(Short problem) Collect every line that includes the string "cidr".

-- Start Given information --

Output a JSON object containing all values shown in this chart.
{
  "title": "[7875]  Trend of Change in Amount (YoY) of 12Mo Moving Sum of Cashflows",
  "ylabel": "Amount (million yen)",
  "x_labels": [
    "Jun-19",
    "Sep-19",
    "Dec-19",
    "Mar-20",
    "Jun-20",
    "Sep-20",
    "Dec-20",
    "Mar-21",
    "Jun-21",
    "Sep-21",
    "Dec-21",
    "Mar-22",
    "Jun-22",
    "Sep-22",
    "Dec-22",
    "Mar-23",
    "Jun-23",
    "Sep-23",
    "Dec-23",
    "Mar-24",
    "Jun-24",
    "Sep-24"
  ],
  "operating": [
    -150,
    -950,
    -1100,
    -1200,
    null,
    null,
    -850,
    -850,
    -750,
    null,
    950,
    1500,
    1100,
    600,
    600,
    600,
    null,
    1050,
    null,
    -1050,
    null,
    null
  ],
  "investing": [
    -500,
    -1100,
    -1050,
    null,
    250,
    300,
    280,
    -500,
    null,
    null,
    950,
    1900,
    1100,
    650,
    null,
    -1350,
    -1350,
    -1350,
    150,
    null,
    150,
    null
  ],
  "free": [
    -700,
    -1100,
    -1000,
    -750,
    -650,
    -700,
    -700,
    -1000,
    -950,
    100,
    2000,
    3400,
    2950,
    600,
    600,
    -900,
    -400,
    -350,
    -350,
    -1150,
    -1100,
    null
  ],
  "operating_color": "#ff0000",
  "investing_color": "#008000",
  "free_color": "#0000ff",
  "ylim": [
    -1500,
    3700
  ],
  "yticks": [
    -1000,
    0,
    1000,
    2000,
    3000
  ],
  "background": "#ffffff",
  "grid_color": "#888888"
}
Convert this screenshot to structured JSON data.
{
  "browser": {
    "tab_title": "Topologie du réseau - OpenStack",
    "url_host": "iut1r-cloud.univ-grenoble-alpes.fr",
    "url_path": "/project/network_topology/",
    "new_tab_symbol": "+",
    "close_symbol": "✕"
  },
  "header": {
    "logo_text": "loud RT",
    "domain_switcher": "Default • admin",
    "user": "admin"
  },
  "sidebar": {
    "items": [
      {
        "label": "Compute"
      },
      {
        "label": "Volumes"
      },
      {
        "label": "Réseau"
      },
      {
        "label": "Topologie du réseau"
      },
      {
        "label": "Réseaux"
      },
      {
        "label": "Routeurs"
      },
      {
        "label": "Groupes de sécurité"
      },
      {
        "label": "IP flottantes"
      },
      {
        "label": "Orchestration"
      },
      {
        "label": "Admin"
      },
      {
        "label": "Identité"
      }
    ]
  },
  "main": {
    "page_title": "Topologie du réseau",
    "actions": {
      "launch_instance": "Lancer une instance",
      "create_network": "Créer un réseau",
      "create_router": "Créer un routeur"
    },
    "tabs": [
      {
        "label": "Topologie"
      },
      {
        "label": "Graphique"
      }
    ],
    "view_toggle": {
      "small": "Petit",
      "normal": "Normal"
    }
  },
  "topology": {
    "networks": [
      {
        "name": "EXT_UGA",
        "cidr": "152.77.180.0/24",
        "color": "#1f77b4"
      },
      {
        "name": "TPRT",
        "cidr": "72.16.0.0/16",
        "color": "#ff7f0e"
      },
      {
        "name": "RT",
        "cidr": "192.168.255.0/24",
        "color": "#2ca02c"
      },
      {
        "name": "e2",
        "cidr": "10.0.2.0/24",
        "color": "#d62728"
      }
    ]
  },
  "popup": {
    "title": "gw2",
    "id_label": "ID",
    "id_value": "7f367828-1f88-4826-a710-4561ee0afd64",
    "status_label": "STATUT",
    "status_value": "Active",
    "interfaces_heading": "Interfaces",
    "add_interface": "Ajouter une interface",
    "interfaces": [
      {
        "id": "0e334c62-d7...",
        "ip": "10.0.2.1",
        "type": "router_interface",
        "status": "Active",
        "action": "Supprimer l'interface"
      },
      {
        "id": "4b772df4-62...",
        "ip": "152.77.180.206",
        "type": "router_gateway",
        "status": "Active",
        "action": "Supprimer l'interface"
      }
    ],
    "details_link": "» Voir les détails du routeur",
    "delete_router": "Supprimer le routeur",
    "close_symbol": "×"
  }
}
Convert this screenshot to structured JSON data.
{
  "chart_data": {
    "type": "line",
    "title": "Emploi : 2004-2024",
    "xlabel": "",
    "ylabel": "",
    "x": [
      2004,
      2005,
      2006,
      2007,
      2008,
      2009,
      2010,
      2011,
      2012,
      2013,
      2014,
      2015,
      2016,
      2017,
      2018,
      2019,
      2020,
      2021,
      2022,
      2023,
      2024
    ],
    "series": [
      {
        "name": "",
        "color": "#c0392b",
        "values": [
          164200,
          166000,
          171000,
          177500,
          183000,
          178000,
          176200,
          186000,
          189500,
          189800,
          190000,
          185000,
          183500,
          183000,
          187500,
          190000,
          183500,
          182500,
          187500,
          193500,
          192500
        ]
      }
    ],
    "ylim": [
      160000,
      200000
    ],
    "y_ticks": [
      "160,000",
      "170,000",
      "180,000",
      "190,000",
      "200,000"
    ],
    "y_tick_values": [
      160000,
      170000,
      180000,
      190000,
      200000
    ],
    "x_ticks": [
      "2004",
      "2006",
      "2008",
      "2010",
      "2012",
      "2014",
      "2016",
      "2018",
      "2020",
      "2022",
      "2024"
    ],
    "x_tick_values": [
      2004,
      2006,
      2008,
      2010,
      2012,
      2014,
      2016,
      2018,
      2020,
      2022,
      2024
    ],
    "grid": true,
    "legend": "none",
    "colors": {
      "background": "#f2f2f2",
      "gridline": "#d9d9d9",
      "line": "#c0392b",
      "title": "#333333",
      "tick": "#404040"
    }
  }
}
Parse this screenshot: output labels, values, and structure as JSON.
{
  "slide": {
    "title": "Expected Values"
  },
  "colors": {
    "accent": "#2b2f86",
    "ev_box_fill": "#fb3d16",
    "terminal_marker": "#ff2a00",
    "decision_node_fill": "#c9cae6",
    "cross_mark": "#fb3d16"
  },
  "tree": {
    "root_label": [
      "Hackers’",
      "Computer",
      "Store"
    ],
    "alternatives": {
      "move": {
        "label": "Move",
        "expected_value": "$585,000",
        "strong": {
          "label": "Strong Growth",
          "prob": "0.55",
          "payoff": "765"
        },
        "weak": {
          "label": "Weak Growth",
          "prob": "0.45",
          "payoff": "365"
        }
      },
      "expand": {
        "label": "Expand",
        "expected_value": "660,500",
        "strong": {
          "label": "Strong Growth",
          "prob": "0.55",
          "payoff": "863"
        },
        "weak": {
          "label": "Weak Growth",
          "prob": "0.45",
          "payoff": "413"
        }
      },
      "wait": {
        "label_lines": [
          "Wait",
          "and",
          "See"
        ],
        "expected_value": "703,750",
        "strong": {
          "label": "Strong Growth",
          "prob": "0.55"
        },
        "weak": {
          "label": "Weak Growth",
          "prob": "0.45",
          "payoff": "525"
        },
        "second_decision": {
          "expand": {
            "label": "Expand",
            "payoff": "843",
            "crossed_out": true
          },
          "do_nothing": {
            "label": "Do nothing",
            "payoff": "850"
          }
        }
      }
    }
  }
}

-- End Given information --

(Output for this exercise)
        "cidr": "152.77.180.0/24",
        "cidr": "72.16.0.0/16",
        "cidr": "192.168.255.0/24",
        "cidr": "10.0.2.0/24",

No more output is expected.